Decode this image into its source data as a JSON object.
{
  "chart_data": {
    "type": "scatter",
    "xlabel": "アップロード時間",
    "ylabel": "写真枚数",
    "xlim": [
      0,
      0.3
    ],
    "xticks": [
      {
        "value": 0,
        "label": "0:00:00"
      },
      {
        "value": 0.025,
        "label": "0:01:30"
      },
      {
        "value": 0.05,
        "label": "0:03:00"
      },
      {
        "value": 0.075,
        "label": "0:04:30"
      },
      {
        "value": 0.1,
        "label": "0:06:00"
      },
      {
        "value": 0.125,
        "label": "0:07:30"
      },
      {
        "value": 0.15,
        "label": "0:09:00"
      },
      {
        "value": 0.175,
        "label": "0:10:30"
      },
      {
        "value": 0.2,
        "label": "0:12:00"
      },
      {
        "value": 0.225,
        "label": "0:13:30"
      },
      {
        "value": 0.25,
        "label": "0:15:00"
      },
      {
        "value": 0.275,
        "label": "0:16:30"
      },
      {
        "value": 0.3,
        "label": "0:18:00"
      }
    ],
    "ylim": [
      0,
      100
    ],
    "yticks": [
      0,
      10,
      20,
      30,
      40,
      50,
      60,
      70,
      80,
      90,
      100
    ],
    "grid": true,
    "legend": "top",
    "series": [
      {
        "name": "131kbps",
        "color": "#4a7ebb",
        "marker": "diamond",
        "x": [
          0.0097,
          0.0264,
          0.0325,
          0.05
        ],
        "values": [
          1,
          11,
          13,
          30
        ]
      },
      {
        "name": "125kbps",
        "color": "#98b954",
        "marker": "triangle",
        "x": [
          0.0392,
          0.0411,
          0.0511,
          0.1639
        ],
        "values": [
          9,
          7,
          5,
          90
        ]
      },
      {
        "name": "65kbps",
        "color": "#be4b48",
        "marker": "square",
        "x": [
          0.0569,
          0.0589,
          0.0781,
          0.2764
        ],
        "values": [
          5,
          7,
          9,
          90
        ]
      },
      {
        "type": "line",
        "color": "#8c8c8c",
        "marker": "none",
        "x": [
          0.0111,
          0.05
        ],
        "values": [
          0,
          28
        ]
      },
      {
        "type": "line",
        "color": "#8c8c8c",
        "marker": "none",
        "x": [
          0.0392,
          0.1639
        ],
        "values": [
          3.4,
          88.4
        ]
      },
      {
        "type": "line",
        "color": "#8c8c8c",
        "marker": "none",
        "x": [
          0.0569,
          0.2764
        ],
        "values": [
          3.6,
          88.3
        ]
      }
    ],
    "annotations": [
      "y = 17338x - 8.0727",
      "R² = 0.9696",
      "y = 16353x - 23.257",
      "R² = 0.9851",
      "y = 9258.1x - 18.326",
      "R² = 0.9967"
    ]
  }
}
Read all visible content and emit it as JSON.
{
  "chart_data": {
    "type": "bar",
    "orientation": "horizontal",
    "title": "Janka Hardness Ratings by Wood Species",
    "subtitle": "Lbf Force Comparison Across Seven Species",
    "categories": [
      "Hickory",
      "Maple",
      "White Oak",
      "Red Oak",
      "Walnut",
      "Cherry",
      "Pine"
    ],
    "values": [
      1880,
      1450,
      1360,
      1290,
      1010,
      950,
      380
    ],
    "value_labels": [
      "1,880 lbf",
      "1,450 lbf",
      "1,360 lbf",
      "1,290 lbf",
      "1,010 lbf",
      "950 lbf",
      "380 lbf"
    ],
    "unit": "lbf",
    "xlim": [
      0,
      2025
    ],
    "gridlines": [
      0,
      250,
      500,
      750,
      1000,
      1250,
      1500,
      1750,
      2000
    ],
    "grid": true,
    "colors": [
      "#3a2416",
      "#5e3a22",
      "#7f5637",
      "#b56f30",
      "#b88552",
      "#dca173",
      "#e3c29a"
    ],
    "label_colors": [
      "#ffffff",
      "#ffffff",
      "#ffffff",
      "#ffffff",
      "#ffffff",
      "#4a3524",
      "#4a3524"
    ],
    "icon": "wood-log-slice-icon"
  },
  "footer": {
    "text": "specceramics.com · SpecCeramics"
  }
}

§ WHAT TO DO
Give an exact copy of all the data shown above.

§ COMPLETE OUTPUT
Decode this image into its source data as a JSON object.
{
  "chart_data": {
    "type": "scatter",
    "xlabel": "アップロード時間",
    "ylabel": "写真枚数",
    "xlim": [
      0,
      0.3
    ],
    "xticks": [
      {
        "value": 0,
        "label": "0:00:00"
      },
      {
        "value": 0.025,
        "label": "0:01:30"
      },
      {
        "value": 0.05,
        "label": "0:03:00"
      },
      {
        "value": 0.075,
        "label": "0:04:30"
      },
      {
        "value": 0.1,
        "label": "0:06:00"
      },
      {
        "value": 0.125,
        "label": "0:07:30"
      },
      {
        "value": 0.15,
        "label": "0:09:00"
      },
      {
        "value": 0.175,
        "label": "0:10:30"
      },
      {
        "value": 0.2,
        "label": "0:12:00"
      },
      {
        "value": 0.225,
        "label": "0:13:30"
      },
      {
        "value": 0.25,
        "label": "0:15:00"
      },
      {
        "value": 0.275,
        "label": "0:16:30"
      },
      {
        "value": 0.3,
        "label": "0:18:00"
      }
    ],
    "ylim": [
      0,
      100
    ],
    "yticks": [
      0,
      10,
      20,
      30,
      40,
      50,
      60,
      70,
      80,
      90,
      100
    ],
    "grid": true,
    "legend": "top",
    "series": [
      {
        "name": "131kbps",
        "color": "#4a7ebb",
        "marker": "diamond",
        "x": [
          0.0097,
          0.0264,
          0.0325,
          0.05
        ],
        "values": [
          1,
          11,
          13,
          30
        ]
      },
      {
        "name": "125kbps",
        "color": "#98b954",
        "marker": "triangle",
        "x": [
          0.0392,
          0.0411,
          0.0511,
          0.1639
        ],
        "values": [
          9,
          7,
          5,
          90
        ]
      },
      {
        "name": "65kbps",
        "color": "#be4b48",
        "marker": "square",
        "x": [
          0.0569,
          0.0589,
          0.0781,
          0.2764
        ],
        "values": [
          5,
          7,
          9,
          90
        ]
      },
      {
        "type": "line",
        "color": "#8c8c8c",
        "marker": "none",
        "x": [
          0.0111,
          0.05
        ],
        "values": [
          0,
          28
        ]
      },
      {
        "type": "line",
        "color": "#8c8c8c",
        "marker": "none",
        "x": [
          0.0392,
          0.1639
        ],
        "values": [
          3.4,
          88.4
        ]
      },
      {
        "type": "line",
        "color": "#8c8c8c",
        "marker": "none",
        "x": [
          0.0569,
          0.2764
        ],
        "values": [
          3.6,
          88.3
        ]
      }
    ],
    "annotations": [
      "y = 17338x - 8.0727",
      "R² = 0.9696",
      "y = 16353x - 23.257",
      "R² = 0.9851",
      "y = 9258.1x - 18.326",
      "R² = 0.9967"
    ]
  }
}
Read all visible content and emit it as JSON.
{
  "chart_data": {
    "type": "bar",
    "orientation": "horizontal",
    "title": "Janka Hardness Ratings by Wood Species",
    "subtitle": "Lbf Force Comparison Across Seven Species",
    "categories": [
      "Hickory",
      "Maple",
      "White Oak",
      "Red Oak",
      "Walnut",
      "Cherry",
      "Pine"
    ],
    "values": [
      1880,
      1450,
      1360,
      1290,
      1010,
      950,
      380
    ],
    "value_labels": [
      "1,880 lbf",
      "1,450 lbf",
      "1,360 lbf",
      "1,290 lbf",
      "1,010 lbf",
      "950 lbf",
      "380 lbf"
    ],
    "unit": "lbf",
    "xlim": [
      0,
      2025
    ],
    "gridlines": [
      0,
      250,
      500,
      750,
      1000,
      1250,
      1500,
      1750,
      2000
    ],
    "grid": true,
    "colors": [
      "#3a2416",
      "#5e3a22",
      "#7f5637",
      "#b56f30",
      "#b88552",
      "#dca173",
      "#e3c29a"
    ],
    "label_colors": [
      "#ffffff",
      "#ffffff",
      "#ffffff",
      "#ffffff",
      "#ffffff",
      "#4a3524",
      "#4a3524"
    ],
    "icon": "wood-log-slice-icon"
  },
  "footer": {
    "text": "specceramics.com · SpecCeramics"
  }
}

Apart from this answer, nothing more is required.